Pick out every line that holds the string "你还从哪儿感受到了刘备的诚心诚意" and copy it.

————

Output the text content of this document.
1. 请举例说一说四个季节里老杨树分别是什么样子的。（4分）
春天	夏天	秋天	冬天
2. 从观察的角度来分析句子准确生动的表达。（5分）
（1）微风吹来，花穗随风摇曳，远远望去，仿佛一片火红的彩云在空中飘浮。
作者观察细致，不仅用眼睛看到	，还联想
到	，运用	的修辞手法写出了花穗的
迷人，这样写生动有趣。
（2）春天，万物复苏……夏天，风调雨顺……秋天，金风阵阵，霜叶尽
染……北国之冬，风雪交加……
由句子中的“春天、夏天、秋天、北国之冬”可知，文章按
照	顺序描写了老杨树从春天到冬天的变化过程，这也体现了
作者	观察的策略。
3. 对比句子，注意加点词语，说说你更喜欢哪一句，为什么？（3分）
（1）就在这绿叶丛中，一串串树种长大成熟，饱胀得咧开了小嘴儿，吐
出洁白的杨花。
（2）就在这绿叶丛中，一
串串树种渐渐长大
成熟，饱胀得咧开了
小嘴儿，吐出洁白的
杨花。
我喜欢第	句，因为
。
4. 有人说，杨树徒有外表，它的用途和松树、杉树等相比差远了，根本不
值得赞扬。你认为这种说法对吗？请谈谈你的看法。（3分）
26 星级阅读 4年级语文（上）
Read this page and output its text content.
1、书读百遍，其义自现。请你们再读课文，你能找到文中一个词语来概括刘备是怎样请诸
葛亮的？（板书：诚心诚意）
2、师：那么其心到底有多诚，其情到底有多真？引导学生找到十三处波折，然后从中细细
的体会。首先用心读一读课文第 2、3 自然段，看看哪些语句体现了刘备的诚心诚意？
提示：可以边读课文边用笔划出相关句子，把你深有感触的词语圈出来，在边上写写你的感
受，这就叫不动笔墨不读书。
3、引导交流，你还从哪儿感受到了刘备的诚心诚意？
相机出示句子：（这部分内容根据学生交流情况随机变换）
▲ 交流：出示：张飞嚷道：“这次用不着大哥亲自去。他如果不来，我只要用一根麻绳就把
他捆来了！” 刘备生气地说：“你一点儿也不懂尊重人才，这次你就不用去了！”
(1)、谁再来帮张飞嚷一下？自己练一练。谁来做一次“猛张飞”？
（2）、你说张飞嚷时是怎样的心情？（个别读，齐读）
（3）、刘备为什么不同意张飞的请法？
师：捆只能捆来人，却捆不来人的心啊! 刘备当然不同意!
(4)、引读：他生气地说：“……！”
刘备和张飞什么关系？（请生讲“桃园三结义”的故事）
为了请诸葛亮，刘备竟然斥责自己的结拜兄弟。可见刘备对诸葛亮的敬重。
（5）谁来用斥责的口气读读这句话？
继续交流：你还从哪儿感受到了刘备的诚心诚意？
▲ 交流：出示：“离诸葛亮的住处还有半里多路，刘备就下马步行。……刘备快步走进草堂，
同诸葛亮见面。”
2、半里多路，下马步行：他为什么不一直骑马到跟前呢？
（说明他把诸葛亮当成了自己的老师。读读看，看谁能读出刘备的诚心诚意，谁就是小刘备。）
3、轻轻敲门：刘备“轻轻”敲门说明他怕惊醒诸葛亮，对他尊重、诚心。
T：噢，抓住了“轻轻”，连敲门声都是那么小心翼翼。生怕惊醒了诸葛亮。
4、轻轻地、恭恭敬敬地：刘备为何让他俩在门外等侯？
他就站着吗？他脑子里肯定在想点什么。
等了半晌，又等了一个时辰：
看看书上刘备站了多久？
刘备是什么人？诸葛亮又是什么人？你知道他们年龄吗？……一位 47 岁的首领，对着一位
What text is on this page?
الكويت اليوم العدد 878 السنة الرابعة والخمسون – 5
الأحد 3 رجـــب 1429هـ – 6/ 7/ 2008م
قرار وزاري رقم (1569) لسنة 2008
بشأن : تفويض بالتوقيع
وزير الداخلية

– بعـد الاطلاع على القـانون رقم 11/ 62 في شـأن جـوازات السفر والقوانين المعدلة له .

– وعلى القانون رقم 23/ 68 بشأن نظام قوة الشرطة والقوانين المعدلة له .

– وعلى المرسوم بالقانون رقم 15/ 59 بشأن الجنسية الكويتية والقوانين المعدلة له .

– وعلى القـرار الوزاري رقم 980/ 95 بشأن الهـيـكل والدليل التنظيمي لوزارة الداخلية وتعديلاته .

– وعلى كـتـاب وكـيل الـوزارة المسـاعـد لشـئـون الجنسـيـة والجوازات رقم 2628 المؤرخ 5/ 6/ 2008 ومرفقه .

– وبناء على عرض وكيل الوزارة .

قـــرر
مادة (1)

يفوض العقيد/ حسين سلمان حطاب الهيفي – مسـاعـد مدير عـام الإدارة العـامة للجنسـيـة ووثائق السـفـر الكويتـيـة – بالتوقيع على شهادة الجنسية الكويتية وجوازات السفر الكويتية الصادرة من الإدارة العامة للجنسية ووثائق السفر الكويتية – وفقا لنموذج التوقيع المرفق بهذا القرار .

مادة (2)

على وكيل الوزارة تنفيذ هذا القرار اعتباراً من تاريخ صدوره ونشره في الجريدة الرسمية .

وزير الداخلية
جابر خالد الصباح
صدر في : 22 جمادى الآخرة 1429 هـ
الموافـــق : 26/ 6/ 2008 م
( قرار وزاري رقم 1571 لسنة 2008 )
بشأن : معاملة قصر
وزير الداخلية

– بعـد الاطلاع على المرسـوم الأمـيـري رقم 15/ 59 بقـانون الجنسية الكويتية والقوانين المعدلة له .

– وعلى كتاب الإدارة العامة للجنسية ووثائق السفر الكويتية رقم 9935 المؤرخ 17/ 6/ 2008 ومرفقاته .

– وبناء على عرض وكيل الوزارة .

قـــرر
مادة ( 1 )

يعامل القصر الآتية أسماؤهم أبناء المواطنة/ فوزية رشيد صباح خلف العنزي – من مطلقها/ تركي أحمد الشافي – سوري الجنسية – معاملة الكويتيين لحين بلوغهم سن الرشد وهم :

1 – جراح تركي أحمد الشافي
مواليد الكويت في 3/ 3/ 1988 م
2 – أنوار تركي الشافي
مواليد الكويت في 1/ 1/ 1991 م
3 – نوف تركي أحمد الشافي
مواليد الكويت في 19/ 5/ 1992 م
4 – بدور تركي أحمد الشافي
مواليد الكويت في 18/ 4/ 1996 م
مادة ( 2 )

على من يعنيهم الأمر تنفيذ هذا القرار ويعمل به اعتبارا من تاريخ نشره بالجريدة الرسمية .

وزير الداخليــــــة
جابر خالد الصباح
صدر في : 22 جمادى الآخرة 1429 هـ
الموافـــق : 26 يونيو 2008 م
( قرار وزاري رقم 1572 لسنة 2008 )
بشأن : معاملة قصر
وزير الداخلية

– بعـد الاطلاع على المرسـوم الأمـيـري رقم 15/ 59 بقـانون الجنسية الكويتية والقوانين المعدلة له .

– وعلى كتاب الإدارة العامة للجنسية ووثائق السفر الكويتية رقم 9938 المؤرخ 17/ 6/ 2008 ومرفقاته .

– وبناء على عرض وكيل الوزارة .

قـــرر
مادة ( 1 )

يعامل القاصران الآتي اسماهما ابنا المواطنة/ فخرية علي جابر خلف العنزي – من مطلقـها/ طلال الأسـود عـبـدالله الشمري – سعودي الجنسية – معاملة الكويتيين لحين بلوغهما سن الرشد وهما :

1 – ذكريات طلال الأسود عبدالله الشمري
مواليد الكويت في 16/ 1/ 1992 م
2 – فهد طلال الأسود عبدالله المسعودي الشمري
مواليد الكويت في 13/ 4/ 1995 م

————

(Response for this exercise):
3、引导交流，你还从哪儿感受到了刘备的诚心诚意？
继续交流：你还从哪儿感受到了刘备的诚心诚意？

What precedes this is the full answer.